#### Your task:
In the listing below, locate the lines that hold "andel" and copy them.
-------- Material --------
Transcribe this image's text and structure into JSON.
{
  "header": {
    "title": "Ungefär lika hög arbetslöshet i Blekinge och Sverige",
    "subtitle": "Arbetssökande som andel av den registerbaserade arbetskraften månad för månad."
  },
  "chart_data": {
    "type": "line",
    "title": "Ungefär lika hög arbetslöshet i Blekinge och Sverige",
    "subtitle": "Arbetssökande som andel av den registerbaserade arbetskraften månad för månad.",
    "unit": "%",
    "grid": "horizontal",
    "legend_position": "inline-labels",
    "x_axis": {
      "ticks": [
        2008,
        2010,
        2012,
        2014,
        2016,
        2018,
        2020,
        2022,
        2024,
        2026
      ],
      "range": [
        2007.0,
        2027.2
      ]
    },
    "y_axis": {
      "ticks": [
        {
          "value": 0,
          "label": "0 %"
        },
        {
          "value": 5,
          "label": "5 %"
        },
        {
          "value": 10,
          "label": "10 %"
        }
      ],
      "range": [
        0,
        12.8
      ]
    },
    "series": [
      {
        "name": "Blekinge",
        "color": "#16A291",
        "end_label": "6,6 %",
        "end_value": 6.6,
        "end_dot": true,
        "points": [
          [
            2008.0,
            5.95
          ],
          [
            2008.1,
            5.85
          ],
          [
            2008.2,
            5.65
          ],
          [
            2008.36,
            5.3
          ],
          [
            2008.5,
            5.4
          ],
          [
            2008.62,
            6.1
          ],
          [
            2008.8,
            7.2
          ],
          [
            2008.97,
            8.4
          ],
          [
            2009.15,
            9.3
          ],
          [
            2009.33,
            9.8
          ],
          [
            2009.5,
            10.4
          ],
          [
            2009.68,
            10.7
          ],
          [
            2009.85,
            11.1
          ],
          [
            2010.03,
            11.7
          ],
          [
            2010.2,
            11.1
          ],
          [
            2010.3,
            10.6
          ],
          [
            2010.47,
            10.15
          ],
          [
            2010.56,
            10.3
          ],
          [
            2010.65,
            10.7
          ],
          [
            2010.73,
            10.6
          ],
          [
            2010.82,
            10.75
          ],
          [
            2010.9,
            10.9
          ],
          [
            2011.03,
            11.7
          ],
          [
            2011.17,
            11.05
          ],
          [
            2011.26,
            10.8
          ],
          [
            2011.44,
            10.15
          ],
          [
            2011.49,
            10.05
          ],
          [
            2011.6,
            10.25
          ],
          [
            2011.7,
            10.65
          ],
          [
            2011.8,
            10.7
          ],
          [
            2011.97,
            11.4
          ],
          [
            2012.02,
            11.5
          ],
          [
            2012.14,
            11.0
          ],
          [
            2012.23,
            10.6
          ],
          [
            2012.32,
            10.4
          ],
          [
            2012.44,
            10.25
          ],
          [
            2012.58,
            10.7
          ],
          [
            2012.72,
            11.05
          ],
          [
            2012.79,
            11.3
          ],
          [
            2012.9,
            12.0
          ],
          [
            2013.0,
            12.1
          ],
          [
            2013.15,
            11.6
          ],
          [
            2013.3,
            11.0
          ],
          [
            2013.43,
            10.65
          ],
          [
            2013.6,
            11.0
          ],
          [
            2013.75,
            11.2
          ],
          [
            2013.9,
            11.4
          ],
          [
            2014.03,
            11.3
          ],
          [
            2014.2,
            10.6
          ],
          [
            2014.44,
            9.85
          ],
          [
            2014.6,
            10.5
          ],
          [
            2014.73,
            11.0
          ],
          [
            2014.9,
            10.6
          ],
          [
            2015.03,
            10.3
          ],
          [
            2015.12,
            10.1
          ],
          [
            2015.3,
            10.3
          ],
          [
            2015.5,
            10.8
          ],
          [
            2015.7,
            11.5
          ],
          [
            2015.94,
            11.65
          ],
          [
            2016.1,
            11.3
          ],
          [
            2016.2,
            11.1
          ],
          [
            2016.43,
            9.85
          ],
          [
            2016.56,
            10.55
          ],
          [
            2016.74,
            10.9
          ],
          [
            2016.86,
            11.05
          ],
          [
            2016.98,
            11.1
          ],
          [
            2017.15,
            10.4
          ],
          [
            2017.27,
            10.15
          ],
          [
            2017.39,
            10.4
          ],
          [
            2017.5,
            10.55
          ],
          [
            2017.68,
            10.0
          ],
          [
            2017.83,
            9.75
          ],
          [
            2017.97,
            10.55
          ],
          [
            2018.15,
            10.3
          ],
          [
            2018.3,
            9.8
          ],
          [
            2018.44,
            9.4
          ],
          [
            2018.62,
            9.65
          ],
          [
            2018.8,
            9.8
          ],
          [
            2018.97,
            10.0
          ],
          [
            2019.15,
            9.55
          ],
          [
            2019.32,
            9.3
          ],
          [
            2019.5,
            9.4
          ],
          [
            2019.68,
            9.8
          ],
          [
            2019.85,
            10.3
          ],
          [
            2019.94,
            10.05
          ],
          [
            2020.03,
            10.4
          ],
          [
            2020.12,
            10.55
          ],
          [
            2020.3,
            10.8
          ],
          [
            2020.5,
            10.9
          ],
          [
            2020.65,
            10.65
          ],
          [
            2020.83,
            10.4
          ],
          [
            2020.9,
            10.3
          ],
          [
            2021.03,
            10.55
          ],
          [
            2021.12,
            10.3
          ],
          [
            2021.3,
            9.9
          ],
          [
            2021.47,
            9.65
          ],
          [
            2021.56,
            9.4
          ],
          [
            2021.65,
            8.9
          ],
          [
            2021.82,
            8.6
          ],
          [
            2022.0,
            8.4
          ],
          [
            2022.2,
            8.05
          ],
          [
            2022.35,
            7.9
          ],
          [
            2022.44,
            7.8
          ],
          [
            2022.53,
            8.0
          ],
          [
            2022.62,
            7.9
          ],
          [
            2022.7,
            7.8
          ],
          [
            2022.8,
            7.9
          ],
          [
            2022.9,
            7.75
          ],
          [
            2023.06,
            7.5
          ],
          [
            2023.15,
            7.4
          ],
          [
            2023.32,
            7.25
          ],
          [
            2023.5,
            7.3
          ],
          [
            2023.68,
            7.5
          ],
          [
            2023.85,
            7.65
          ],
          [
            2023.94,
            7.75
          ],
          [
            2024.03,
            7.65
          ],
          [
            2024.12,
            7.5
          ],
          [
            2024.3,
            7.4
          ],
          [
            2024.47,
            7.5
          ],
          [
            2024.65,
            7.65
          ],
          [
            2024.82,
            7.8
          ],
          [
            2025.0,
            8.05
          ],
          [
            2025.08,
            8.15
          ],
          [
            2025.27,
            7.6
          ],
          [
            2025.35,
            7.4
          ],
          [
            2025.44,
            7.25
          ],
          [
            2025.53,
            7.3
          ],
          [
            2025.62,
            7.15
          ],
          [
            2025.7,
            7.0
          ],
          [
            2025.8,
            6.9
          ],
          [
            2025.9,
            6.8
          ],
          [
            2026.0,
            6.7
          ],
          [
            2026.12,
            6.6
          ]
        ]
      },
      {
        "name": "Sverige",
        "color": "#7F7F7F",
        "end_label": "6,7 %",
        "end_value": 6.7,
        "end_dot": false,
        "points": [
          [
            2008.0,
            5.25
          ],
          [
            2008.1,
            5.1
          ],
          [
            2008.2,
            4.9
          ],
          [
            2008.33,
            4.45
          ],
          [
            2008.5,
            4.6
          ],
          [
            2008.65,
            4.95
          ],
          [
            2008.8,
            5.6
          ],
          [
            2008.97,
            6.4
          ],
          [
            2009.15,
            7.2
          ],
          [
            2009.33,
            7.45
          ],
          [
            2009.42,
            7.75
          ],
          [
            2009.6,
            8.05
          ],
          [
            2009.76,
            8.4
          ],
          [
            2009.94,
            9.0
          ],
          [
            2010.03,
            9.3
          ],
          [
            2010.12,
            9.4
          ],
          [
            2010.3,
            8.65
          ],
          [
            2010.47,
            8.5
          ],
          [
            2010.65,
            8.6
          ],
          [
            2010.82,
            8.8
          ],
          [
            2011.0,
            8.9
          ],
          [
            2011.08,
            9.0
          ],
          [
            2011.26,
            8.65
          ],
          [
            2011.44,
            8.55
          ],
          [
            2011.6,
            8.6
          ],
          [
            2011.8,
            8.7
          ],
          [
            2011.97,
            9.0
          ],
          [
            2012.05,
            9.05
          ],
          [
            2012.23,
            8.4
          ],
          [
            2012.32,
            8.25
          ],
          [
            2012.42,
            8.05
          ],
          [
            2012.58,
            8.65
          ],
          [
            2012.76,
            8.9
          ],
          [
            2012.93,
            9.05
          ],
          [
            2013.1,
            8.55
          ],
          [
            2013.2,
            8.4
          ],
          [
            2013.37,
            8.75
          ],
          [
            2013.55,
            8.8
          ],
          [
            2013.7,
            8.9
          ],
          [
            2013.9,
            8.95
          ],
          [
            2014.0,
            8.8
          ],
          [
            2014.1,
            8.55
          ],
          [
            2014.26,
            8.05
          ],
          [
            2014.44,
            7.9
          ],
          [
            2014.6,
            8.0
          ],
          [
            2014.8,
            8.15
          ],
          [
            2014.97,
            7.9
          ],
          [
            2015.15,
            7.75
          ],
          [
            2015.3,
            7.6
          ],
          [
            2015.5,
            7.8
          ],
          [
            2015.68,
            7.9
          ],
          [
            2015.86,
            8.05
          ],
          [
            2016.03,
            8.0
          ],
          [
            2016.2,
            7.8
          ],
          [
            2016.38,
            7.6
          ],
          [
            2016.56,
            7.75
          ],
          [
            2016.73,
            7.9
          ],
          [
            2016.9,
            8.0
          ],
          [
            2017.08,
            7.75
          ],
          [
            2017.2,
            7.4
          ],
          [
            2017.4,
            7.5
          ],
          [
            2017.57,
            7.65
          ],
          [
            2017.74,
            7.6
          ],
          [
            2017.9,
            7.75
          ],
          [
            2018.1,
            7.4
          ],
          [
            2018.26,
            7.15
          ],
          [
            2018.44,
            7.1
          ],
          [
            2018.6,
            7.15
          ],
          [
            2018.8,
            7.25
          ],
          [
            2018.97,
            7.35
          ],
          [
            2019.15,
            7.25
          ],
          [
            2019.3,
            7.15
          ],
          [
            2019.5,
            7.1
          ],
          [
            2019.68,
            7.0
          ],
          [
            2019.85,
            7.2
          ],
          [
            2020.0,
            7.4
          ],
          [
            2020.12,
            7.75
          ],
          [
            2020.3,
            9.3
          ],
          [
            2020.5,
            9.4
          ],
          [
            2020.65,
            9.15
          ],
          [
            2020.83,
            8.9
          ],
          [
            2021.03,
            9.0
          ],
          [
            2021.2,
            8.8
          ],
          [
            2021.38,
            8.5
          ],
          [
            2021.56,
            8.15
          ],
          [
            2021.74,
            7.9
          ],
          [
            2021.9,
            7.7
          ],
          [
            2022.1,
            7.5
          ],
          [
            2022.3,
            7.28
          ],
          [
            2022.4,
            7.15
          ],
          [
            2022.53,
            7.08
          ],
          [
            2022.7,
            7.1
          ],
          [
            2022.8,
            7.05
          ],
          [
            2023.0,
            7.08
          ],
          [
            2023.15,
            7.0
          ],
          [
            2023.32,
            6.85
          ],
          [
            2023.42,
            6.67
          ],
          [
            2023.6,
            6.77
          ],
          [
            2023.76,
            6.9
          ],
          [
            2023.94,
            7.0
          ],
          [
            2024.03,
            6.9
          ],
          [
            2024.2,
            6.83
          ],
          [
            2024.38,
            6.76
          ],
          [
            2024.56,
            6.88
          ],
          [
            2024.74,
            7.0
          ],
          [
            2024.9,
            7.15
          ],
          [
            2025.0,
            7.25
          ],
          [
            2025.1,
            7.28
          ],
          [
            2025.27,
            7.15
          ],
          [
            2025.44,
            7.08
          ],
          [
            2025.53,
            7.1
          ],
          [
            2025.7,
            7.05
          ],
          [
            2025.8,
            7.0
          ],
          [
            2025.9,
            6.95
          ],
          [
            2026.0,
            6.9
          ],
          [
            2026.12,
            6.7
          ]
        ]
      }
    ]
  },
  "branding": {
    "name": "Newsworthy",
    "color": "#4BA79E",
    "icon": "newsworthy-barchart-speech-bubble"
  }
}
--------
#### Answer for the task:
    "subtitle": "Arbetssökande som andel av den registerbaserade arbetskraften månad för månad."
    "subtitle": "Arbetssökande som andel av den registerbaserade arbetskraften månad för månad.",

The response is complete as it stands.